What to work on: Count only the lines of the records that hold "blue", then give the number without any other words.

## Start

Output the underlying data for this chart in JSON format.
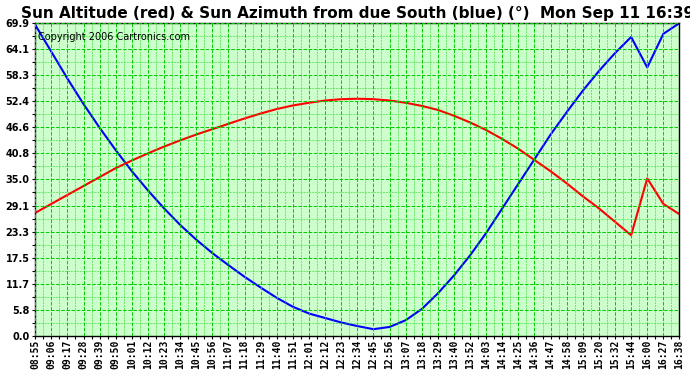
{
  "title": "Sun Altitude (red) & Sun Azimuth from due South (blue) (°)  Mon Sep 11 16:39",
  "copyright": "Copyright 2006 Cartronics.com",
  "background_color": "#ccffcc",
  "grid_color": "#00cc00",
  "yticks": [
    0.0,
    5.8,
    11.7,
    17.5,
    23.3,
    29.1,
    35.0,
    40.8,
    46.6,
    52.4,
    58.3,
    64.1,
    69.9
  ],
  "ylim": [
    0.0,
    69.9
  ],
  "x_labels": [
    "08:55",
    "09:06",
    "09:17",
    "09:28",
    "09:39",
    "09:50",
    "10:01",
    "10:12",
    "10:23",
    "10:34",
    "10:45",
    "10:56",
    "11:07",
    "11:18",
    "11:29",
    "11:40",
    "11:51",
    "12:01",
    "12:12",
    "12:23",
    "12:34",
    "12:45",
    "12:56",
    "13:07",
    "13:18",
    "13:29",
    "13:40",
    "13:52",
    "14:03",
    "14:14",
    "14:25",
    "14:36",
    "14:47",
    "14:58",
    "15:09",
    "15:20",
    "15:32",
    "15:44",
    "16:00",
    "16:27",
    "16:38"
  ],
  "altitude_values": [
    27.5,
    29.5,
    31.5,
    33.5,
    35.5,
    37.5,
    39.2,
    40.8,
    42.3,
    43.7,
    45.0,
    46.2,
    47.4,
    48.6,
    49.7,
    50.7,
    51.5,
    52.1,
    52.6,
    52.9,
    53.0,
    52.9,
    52.6,
    52.1,
    51.4,
    50.5,
    49.2,
    47.7,
    46.0,
    44.0,
    41.8,
    39.3,
    36.8,
    34.1,
    31.2,
    28.5,
    25.5,
    22.5,
    35.2,
    29.5,
    27.2
  ],
  "azimuth_values": [
    69.5,
    63.5,
    57.5,
    51.8,
    46.5,
    41.5,
    36.8,
    32.5,
    28.5,
    24.8,
    21.5,
    18.5,
    15.8,
    13.2,
    10.8,
    8.5,
    6.5,
    5.0,
    4.0,
    3.0,
    2.2,
    1.5,
    2.0,
    3.5,
    6.0,
    9.5,
    13.5,
    18.0,
    23.0,
    28.5,
    34.0,
    39.5,
    45.0,
    50.0,
    54.8,
    59.2,
    63.2,
    66.8,
    60.0,
    67.5,
    69.9
  ],
  "altitude_color": "red",
  "azimuth_color": "blue",
  "title_fontsize": 11,
  "copyright_fontsize": 7,
  "tick_fontsize": 7,
  "linewidth": 1.5
}
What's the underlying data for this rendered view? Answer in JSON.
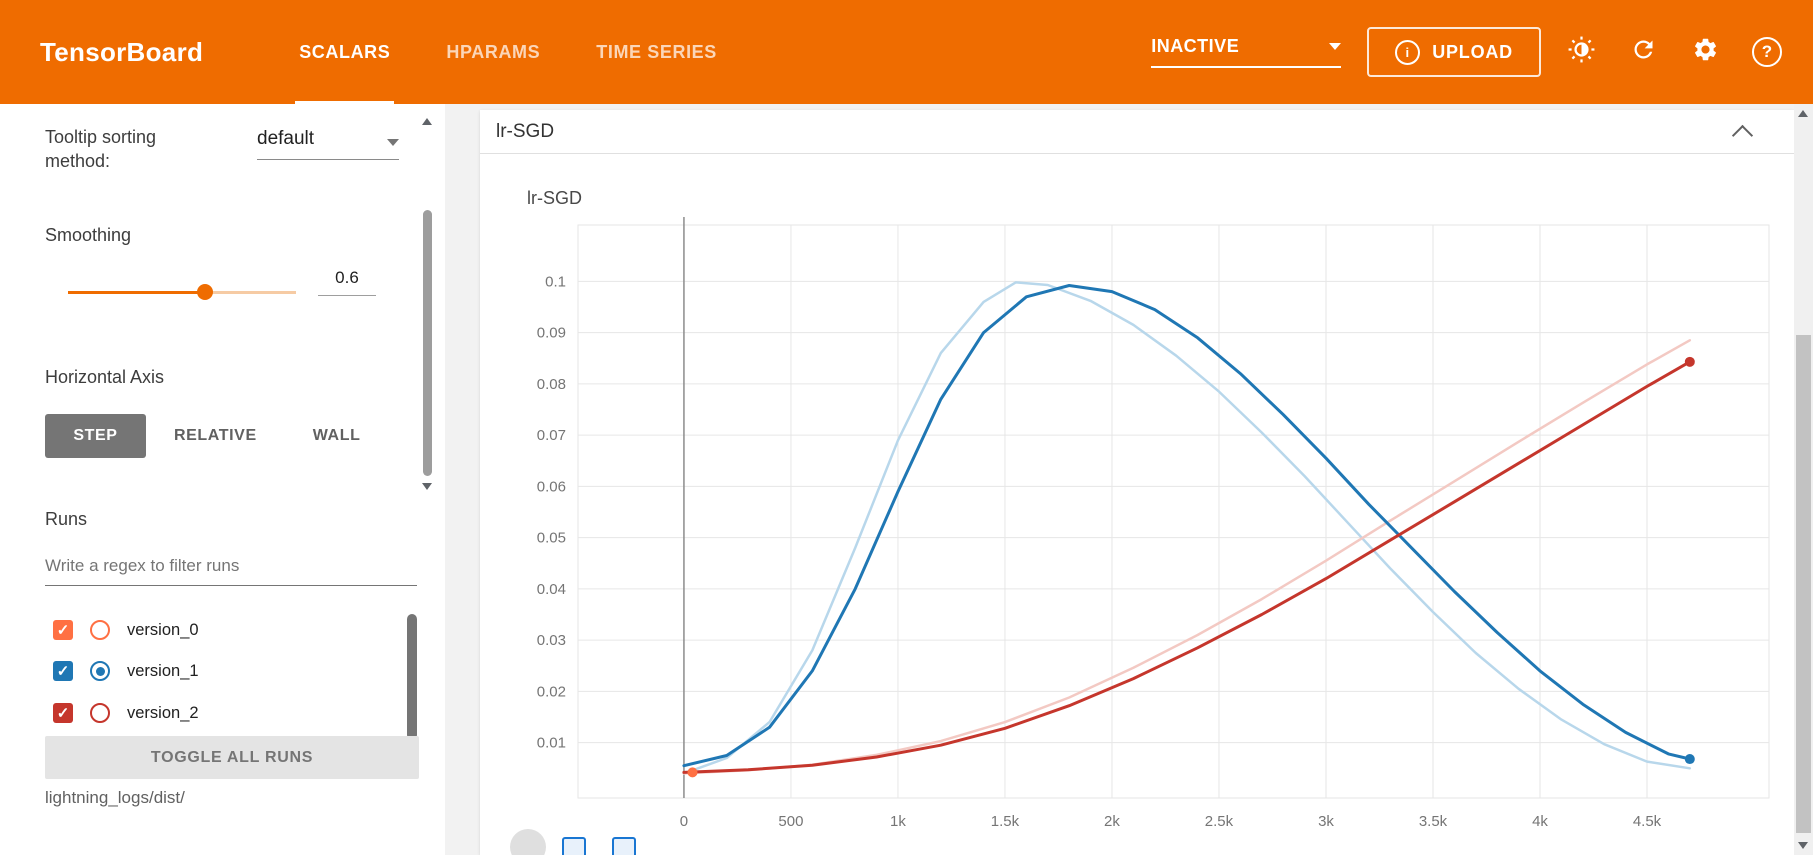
{
  "header": {
    "brand": "TensorBoard",
    "tabs": [
      {
        "label": "SCALARS",
        "active": true
      },
      {
        "label": "HPARAMS",
        "active": false
      },
      {
        "label": "TIME SERIES",
        "active": false
      }
    ],
    "status_dropdown": "INACTIVE",
    "upload_label": "UPLOAD",
    "icons": [
      "brightness-icon",
      "refresh-icon",
      "settings-icon",
      "help-icon"
    ],
    "accent_color": "#ef6c00"
  },
  "sidebar": {
    "tooltip_sorting": {
      "label": "Tooltip sorting method:",
      "value": "default"
    },
    "smoothing": {
      "label": "Smoothing",
      "value": "0.6",
      "percent": 60
    },
    "horizontal_axis": {
      "label": "Horizontal Axis",
      "options": [
        {
          "label": "STEP",
          "active": true
        },
        {
          "label": "RELATIVE",
          "active": false
        },
        {
          "label": "WALL",
          "active": false
        }
      ]
    },
    "runs": {
      "label": "Runs",
      "filter_placeholder": "Write a regex to filter runs",
      "items": [
        {
          "name": "version_0",
          "color": "#ff7043",
          "checked": true,
          "radio_selected": false
        },
        {
          "name": "version_1",
          "color": "#1f77b4",
          "checked": true,
          "radio_selected": true
        },
        {
          "name": "version_2",
          "color": "#c5362c",
          "checked": true,
          "radio_selected": false
        }
      ],
      "toggle_all_label": "TOGGLE ALL RUNS",
      "log_dir": "lightning_logs/dist/"
    }
  },
  "main": {
    "section_title": "lr-SGD"
  },
  "chart_data": {
    "type": "line",
    "title": "lr-SGD",
    "xlabel": "",
    "ylabel": "",
    "grid": true,
    "legend": "none",
    "x_domain": [
      -495,
      5070
    ],
    "y_domain": [
      -0.0008,
      0.111
    ],
    "zero_line_x": 0,
    "x_ticks": [
      {
        "v": 0,
        "label": "0"
      },
      {
        "v": 500,
        "label": "500"
      },
      {
        "v": 1000,
        "label": "1k"
      },
      {
        "v": 1500,
        "label": "1.5k"
      },
      {
        "v": 2000,
        "label": "2k"
      },
      {
        "v": 2500,
        "label": "2.5k"
      },
      {
        "v": 3000,
        "label": "3k"
      },
      {
        "v": 3500,
        "label": "3.5k"
      },
      {
        "v": 4000,
        "label": "4k"
      },
      {
        "v": 4500,
        "label": "4.5k"
      }
    ],
    "y_ticks": [
      {
        "v": 0.01,
        "label": "0.01"
      },
      {
        "v": 0.02,
        "label": "0.02"
      },
      {
        "v": 0.03,
        "label": "0.03"
      },
      {
        "v": 0.04,
        "label": "0.04"
      },
      {
        "v": 0.05,
        "label": "0.05"
      },
      {
        "v": 0.06,
        "label": "0.06"
      },
      {
        "v": 0.07,
        "label": "0.07"
      },
      {
        "v": 0.08,
        "label": "0.08"
      },
      {
        "v": 0.09,
        "label": "0.09"
      },
      {
        "v": 0.1,
        "label": "0.1"
      }
    ],
    "series": [
      {
        "name": "version_1 (raw)",
        "color": "#b8d7eb",
        "width": 2.5,
        "points": [
          [
            0,
            0.004
          ],
          [
            200,
            0.007
          ],
          [
            400,
            0.014
          ],
          [
            600,
            0.028
          ],
          [
            800,
            0.048
          ],
          [
            1000,
            0.069
          ],
          [
            1200,
            0.086
          ],
          [
            1400,
            0.096
          ],
          [
            1550,
            0.0998
          ],
          [
            1700,
            0.0993
          ],
          [
            1900,
            0.0962
          ],
          [
            2100,
            0.0915
          ],
          [
            2300,
            0.0855
          ],
          [
            2500,
            0.0785
          ],
          [
            2700,
            0.0705
          ],
          [
            2900,
            0.062
          ],
          [
            3100,
            0.053
          ],
          [
            3300,
            0.044
          ],
          [
            3500,
            0.0355
          ],
          [
            3700,
            0.0275
          ],
          [
            3900,
            0.0205
          ],
          [
            4100,
            0.0145
          ],
          [
            4300,
            0.0097
          ],
          [
            4500,
            0.0063
          ],
          [
            4700,
            0.005
          ]
        ]
      },
      {
        "name": "version_2 (raw)",
        "color": "#f3c9c3",
        "width": 2.5,
        "points": [
          [
            0,
            0.004
          ],
          [
            300,
            0.0046
          ],
          [
            600,
            0.0057
          ],
          [
            900,
            0.0076
          ],
          [
            1200,
            0.0103
          ],
          [
            1500,
            0.014
          ],
          [
            1800,
            0.0188
          ],
          [
            2100,
            0.0246
          ],
          [
            2400,
            0.031
          ],
          [
            2700,
            0.038
          ],
          [
            3000,
            0.0455
          ],
          [
            3300,
            0.0533
          ],
          [
            3600,
            0.061
          ],
          [
            3900,
            0.0687
          ],
          [
            4200,
            0.0763
          ],
          [
            4500,
            0.0838
          ],
          [
            4700,
            0.0885
          ]
        ]
      },
      {
        "name": "version_1 (smoothed 0.6)",
        "color": "#1f77b4",
        "width": 3,
        "points": [
          [
            0,
            0.0055
          ],
          [
            200,
            0.0075
          ],
          [
            400,
            0.013
          ],
          [
            600,
            0.024
          ],
          [
            800,
            0.04
          ],
          [
            1000,
            0.059
          ],
          [
            1200,
            0.077
          ],
          [
            1400,
            0.09
          ],
          [
            1600,
            0.097
          ],
          [
            1800,
            0.0992
          ],
          [
            2000,
            0.098
          ],
          [
            2200,
            0.0945
          ],
          [
            2400,
            0.089
          ],
          [
            2600,
            0.082
          ],
          [
            2800,
            0.074
          ],
          [
            3000,
            0.0655
          ],
          [
            3200,
            0.0565
          ],
          [
            3400,
            0.048
          ],
          [
            3600,
            0.0395
          ],
          [
            3800,
            0.0315
          ],
          [
            4000,
            0.024
          ],
          [
            4200,
            0.0175
          ],
          [
            4400,
            0.012
          ],
          [
            4600,
            0.0078
          ],
          [
            4700,
            0.0068
          ]
        ]
      },
      {
        "name": "version_2 (smoothed 0.6)",
        "color": "#c5362c",
        "width": 3,
        "points": [
          [
            0,
            0.0042
          ],
          [
            300,
            0.0047
          ],
          [
            600,
            0.0056
          ],
          [
            900,
            0.0072
          ],
          [
            1200,
            0.0095
          ],
          [
            1500,
            0.0128
          ],
          [
            1800,
            0.0172
          ],
          [
            2100,
            0.0225
          ],
          [
            2400,
            0.0285
          ],
          [
            2700,
            0.035
          ],
          [
            3000,
            0.042
          ],
          [
            3300,
            0.0495
          ],
          [
            3600,
            0.057
          ],
          [
            3900,
            0.0645
          ],
          [
            4200,
            0.072
          ],
          [
            4500,
            0.0795
          ],
          [
            4700,
            0.0843
          ]
        ]
      },
      {
        "name": "version_0",
        "color": "#ff7043",
        "width": 3,
        "points": [
          [
            40,
            0.0042
          ]
        ]
      }
    ],
    "end_dots": [
      {
        "x": 40,
        "y": 0.0042,
        "color": "#ff7043"
      },
      {
        "x": 4700,
        "y": 0.0843,
        "color": "#c5362c"
      },
      {
        "x": 4700,
        "y": 0.0068,
        "color": "#1f77b4"
      }
    ]
  }
}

## End

Output of the exercise: 2